(Collected data entries)

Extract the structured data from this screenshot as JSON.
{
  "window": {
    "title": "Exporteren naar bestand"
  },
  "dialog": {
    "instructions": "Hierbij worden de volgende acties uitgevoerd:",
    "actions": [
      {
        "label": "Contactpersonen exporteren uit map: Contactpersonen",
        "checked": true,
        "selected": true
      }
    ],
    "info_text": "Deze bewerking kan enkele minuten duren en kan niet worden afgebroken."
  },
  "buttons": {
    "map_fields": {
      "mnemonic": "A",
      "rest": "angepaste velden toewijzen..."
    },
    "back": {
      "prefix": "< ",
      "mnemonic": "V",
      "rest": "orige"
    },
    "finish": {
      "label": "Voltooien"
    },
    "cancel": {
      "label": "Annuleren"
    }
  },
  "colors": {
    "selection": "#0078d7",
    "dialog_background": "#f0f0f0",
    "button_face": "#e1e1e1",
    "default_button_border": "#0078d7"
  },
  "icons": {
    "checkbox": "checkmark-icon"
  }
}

▶ **WHAT THIS TASK INVOLVES**
Show, from the material above, each line that includes the string "worden".

▶ **EXPECTED ANSWER**
    "instructions": "Hierbij worden de volgende acties uitgevoerd:",
    "info_text": "Deze bewerking kan enkele minuten duren en kan niet worden afgebroken."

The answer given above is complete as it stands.